• Your instructions
Repeat the entries that follow verbatim, without any of their pictures.

Saved data entries:
[start]
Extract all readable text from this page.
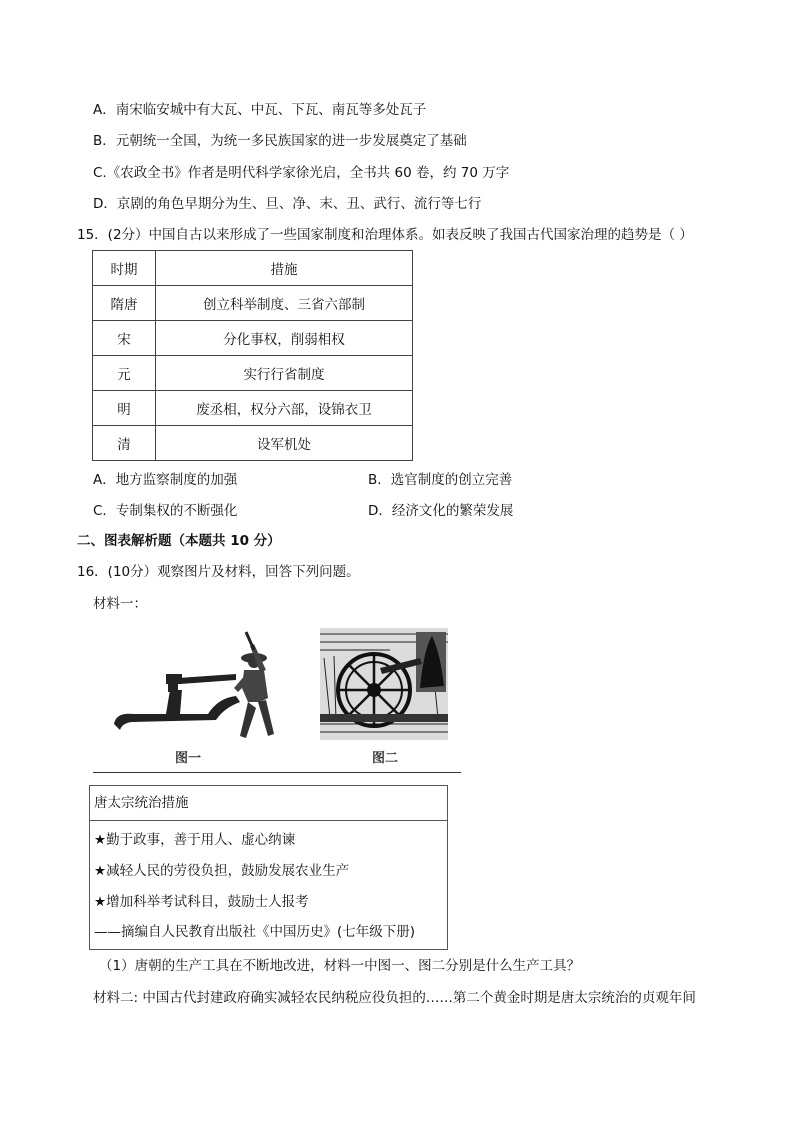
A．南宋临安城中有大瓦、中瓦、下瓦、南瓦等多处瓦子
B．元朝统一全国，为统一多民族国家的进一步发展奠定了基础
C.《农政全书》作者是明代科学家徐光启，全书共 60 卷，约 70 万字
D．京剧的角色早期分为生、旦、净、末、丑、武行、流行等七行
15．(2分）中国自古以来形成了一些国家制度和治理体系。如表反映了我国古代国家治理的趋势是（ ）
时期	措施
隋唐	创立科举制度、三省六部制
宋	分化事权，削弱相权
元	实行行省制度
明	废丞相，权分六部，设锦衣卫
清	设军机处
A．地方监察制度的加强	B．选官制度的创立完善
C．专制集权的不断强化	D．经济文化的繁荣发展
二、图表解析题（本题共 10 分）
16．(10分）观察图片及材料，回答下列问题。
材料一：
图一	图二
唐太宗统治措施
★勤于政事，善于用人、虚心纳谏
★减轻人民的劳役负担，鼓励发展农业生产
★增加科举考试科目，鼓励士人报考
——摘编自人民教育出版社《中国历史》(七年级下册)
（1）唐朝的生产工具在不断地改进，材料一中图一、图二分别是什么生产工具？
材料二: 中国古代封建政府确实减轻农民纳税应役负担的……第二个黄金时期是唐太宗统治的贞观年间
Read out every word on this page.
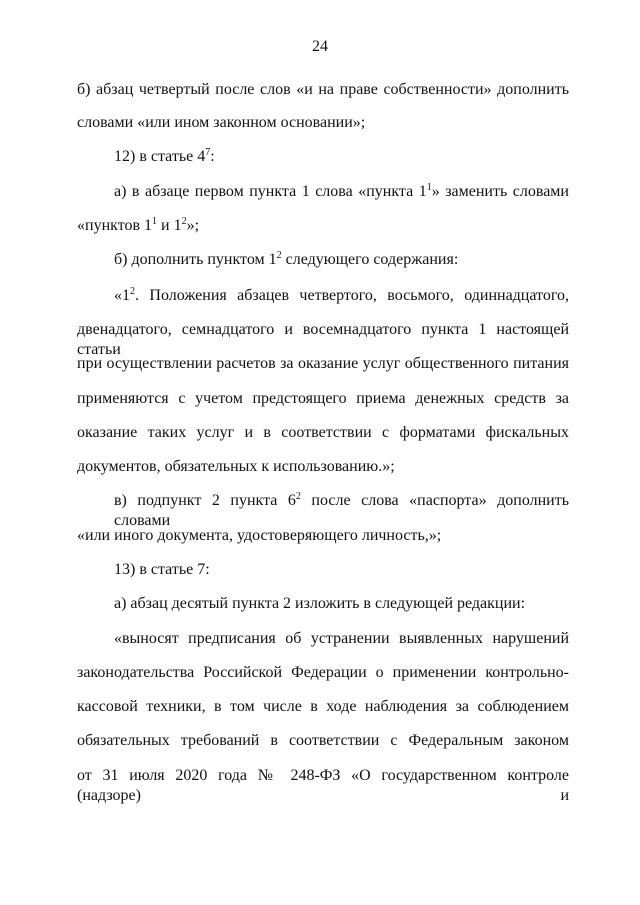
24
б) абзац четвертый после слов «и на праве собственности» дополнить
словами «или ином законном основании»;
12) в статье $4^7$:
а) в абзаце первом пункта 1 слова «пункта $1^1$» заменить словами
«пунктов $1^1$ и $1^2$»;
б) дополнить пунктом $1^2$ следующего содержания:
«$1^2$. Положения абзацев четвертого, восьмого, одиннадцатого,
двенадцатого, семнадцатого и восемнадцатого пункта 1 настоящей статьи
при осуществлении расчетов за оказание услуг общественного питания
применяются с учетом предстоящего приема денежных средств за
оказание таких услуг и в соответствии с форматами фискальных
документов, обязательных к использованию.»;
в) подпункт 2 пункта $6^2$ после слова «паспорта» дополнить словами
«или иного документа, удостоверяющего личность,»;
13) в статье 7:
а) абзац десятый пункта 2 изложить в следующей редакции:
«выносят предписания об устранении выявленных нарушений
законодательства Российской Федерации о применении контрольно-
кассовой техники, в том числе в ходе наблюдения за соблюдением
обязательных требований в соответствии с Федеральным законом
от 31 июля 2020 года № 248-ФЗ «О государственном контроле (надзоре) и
[end]
• Complete answer
Extract all readable text from this page.
A．南宋临安城中有大瓦、中瓦、下瓦、南瓦等多处瓦子
B．元朝统一全国，为统一多民族国家的进一步发展奠定了基础
C.《农政全书》作者是明代科学家徐光启，全书共 60 卷，约 70 万字
D．京剧的角色早期分为生、旦、净、末、丑、武行、流行等七行
15．(2分）中国自古以来形成了一些国家制度和治理体系。如表反映了我国古代国家治理的趋势是（ ）
时期	措施
隋唐	创立科举制度、三省六部制
宋	分化事权，削弱相权
元	实行行省制度
明	废丞相，权分六部，设锦衣卫
清	设军机处
A．地方监察制度的加强	B．选官制度的创立完善
C．专制集权的不断强化	D．经济文化的繁荣发展
二、图表解析题（本题共 10 分）
16．(10分）观察图片及材料，回答下列问题。
材料一：
图一	图二
唐太宗统治措施
★勤于政事，善于用人、虚心纳谏
★减轻人民的劳役负担，鼓励发展农业生产
★增加科举考试科目，鼓励士人报考
——摘编自人民教育出版社《中国历史》(七年级下册)
（1）唐朝的生产工具在不断地改进，材料一中图一、图二分别是什么生产工具？
材料二: 中国古代封建政府确实减轻农民纳税应役负担的……第二个黄金时期是唐太宗统治的贞观年间
Read out every word on this page.
24
б) абзац четвертый после слов «и на праве собственности» дополнить
словами «или ином законном основании»;
12) в статье $4^7$:
а) в абзаце первом пункта 1 слова «пункта $1^1$» заменить словами
«пунктов $1^1$ и $1^2$»;
б) дополнить пунктом $1^2$ следующего содержания:
«$1^2$. Положения абзацев четвертого, восьмого, одиннадцатого,
двенадцатого, семнадцатого и восемнадцатого пункта 1 настоящей статьи
при осуществлении расчетов за оказание услуг общественного питания
применяются с учетом предстоящего приема денежных средств за
оказание таких услуг и в соответствии с форматами фискальных
документов, обязательных к использованию.»;
в) подпункт 2 пункта $6^2$ после слова «паспорта» дополнить словами
«или иного документа, удостоверяющего личность,»;
13) в статье 7:
а) абзац десятый пункта 2 изложить в следующей редакции:
«выносят предписания об устранении выявленных нарушений
законодательства Российской Федерации о применении контрольно-
кассовой техники, в том числе в ходе наблюдения за соблюдением
обязательных требований в соответствии с Федеральным законом
от 31 июля 2020 года № 248-ФЗ «О государственном контроле (надзоре) и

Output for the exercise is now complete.